--- BEGIN ---

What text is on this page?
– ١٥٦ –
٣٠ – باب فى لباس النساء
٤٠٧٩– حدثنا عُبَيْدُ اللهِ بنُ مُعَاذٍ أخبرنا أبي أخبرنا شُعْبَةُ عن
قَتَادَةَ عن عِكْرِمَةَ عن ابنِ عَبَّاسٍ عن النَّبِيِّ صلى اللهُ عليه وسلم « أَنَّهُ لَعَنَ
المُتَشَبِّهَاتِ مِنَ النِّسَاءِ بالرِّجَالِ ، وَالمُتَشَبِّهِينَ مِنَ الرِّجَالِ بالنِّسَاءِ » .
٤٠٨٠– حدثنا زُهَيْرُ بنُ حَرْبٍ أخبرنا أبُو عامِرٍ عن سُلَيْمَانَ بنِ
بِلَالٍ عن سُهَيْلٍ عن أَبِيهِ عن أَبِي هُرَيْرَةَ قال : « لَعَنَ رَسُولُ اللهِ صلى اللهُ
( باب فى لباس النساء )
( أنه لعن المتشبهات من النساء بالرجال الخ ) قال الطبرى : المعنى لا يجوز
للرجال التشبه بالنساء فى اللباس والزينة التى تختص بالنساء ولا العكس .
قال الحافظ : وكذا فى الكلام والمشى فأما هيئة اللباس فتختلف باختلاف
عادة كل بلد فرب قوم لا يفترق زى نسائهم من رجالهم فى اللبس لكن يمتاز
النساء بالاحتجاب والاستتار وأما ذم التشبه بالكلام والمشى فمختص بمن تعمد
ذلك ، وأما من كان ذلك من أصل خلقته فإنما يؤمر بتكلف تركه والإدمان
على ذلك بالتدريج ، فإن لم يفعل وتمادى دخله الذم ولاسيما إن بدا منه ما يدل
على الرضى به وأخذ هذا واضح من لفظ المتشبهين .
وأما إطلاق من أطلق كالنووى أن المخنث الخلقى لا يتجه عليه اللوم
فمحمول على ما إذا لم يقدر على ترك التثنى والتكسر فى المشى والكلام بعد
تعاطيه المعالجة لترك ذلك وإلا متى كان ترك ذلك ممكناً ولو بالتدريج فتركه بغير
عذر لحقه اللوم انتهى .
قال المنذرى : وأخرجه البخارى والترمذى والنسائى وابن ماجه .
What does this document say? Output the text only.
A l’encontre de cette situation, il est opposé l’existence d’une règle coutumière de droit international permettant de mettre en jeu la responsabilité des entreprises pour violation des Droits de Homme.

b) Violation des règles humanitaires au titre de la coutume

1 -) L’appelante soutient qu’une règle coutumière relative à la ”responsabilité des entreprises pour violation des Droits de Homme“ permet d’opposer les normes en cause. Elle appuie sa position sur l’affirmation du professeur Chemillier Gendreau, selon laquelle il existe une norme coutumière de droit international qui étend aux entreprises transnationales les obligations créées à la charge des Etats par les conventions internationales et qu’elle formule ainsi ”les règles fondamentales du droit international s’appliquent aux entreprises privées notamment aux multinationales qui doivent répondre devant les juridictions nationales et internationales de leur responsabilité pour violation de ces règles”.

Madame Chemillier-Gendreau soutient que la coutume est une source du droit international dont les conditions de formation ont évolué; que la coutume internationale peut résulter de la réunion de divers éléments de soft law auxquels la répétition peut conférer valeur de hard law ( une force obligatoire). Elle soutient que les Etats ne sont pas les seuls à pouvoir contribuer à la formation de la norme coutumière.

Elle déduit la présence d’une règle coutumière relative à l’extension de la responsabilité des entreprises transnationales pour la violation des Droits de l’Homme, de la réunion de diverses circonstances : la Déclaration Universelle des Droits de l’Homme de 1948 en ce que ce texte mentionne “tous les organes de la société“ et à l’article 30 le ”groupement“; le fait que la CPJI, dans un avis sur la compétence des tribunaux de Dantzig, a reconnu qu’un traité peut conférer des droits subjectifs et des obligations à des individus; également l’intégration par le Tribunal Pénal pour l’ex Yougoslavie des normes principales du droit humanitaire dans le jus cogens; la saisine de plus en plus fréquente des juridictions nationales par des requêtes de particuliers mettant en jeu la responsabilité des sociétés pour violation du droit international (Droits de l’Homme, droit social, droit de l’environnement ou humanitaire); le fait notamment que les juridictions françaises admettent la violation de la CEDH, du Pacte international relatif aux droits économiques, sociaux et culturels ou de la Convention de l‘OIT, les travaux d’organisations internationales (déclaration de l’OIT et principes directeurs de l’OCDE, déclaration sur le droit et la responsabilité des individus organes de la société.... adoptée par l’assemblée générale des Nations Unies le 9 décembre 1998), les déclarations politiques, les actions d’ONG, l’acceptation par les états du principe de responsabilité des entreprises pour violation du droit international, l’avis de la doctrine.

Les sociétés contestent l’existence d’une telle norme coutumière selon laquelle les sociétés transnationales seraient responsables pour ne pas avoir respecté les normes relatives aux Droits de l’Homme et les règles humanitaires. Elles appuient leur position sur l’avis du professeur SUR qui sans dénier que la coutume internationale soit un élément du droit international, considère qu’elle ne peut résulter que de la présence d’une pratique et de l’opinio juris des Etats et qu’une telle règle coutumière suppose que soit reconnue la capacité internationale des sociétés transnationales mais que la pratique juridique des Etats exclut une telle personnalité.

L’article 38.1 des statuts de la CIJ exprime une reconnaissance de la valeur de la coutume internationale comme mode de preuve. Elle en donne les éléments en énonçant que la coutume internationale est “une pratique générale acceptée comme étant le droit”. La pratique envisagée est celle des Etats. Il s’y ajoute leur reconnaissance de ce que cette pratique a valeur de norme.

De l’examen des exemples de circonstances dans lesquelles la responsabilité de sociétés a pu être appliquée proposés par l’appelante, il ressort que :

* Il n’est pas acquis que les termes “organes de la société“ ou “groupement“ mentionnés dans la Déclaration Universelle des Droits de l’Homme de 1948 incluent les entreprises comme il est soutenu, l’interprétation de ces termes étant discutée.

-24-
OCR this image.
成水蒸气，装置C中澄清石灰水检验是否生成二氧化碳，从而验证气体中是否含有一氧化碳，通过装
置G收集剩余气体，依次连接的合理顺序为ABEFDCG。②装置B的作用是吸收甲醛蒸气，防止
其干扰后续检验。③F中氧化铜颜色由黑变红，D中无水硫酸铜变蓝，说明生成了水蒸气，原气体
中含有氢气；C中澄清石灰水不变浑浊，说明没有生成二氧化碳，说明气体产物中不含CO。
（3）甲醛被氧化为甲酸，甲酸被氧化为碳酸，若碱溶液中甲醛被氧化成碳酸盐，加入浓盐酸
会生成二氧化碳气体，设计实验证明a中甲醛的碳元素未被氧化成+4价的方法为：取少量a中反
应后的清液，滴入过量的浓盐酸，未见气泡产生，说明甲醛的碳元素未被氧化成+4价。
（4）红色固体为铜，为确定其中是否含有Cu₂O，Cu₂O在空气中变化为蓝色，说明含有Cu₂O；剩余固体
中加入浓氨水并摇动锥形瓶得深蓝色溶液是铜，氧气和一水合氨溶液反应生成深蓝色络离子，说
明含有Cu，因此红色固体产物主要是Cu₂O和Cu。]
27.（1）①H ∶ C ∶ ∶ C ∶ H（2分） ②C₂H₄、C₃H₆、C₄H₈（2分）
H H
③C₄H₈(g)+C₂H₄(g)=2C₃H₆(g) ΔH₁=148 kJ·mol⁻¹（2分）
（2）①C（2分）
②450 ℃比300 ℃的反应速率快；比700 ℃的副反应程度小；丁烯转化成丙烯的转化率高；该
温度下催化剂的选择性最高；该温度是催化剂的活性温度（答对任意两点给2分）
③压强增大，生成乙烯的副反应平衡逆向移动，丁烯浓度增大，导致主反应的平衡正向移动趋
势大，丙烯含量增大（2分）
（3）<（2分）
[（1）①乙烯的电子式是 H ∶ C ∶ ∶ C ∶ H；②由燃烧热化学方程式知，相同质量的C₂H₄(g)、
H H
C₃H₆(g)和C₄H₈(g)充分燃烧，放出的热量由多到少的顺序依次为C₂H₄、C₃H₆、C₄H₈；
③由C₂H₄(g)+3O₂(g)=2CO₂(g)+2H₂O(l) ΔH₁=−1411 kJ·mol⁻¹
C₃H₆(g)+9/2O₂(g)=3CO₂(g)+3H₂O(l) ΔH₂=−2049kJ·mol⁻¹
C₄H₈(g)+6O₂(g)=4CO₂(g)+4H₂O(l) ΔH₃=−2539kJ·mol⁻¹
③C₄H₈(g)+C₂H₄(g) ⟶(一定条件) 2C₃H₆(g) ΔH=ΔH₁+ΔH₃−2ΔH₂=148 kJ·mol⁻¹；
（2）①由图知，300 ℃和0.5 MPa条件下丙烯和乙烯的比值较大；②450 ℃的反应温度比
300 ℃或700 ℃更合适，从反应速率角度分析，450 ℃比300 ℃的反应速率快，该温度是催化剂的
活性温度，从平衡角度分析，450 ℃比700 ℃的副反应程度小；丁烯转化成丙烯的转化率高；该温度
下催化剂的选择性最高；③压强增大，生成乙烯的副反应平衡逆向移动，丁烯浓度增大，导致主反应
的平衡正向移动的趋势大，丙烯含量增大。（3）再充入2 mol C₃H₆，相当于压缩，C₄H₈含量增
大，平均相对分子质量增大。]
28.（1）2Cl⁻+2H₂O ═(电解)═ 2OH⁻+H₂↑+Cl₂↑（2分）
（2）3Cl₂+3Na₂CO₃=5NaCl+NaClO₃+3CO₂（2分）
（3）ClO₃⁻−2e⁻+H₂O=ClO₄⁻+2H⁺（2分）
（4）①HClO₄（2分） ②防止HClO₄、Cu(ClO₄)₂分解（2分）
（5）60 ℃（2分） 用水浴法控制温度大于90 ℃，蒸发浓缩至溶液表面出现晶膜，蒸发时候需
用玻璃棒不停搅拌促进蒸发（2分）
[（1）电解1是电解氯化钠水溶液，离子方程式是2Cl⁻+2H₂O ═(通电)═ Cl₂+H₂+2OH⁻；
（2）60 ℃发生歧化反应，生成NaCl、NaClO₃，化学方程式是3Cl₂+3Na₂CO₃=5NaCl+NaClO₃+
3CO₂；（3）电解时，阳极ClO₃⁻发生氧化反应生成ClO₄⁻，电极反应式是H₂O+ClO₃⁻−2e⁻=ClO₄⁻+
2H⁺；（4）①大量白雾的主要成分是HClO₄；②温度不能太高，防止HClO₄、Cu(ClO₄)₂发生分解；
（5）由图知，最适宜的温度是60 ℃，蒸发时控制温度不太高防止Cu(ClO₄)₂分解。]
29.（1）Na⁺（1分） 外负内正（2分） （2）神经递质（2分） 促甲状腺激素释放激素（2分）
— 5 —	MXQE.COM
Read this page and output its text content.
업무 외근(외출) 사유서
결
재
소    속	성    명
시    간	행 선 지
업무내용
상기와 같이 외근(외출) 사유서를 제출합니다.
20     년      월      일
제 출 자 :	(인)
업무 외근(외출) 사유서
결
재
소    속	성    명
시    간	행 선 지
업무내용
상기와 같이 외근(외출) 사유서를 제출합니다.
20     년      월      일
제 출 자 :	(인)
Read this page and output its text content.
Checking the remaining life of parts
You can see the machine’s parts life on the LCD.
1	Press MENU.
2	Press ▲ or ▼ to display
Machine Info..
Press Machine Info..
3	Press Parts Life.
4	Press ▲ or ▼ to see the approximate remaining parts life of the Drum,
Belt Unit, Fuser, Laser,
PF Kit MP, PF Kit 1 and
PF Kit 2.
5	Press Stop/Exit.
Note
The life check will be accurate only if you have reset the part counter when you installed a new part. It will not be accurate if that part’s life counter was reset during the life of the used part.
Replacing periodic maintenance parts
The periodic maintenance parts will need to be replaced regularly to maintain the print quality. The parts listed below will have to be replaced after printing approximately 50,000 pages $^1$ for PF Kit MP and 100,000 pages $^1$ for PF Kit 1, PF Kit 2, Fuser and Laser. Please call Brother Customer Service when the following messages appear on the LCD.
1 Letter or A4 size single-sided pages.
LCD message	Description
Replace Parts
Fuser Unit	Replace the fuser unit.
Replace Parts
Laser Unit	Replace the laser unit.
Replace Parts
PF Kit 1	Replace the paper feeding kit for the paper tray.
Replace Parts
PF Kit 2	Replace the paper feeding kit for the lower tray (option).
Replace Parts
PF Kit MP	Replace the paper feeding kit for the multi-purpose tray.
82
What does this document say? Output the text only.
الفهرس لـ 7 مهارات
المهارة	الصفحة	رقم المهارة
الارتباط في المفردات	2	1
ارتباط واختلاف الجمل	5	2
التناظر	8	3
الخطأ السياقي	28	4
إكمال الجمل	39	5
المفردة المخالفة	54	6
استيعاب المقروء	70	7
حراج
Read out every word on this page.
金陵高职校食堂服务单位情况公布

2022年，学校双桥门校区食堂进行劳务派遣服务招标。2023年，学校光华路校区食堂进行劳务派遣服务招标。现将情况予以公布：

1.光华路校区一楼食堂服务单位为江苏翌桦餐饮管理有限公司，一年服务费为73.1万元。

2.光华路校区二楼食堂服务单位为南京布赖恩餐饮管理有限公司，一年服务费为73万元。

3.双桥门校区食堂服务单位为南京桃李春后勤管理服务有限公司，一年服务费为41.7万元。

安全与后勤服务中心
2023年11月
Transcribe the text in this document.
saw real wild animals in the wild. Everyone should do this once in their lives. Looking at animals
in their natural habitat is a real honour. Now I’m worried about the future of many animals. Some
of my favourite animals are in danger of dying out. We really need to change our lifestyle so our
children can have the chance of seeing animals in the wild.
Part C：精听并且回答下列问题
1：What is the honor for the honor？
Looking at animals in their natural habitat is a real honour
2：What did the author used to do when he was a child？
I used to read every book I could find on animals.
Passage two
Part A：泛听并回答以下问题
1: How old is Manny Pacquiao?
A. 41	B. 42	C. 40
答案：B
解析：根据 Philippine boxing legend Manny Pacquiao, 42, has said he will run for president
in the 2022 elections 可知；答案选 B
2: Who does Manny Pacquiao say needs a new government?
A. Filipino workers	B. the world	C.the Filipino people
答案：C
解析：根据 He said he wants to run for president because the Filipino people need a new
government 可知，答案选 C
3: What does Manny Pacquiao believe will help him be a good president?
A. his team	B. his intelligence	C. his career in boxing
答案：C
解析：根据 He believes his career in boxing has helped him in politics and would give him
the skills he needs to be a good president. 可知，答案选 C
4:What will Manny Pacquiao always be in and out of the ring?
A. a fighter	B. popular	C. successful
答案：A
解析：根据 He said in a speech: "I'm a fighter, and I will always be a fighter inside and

--- END ---

▸ **Problem statement**: Filter the data for the string "اللباس" and copy every line that has it.

▸ **Answer to the task**:
للرجال التشبه بالنساء فى اللباس والزينة التى تختص بالنساء ولا العكس .
قال الحافظ : وكذا فى الكلام والمشى فأما هيئة اللباس فتختلف باختلاف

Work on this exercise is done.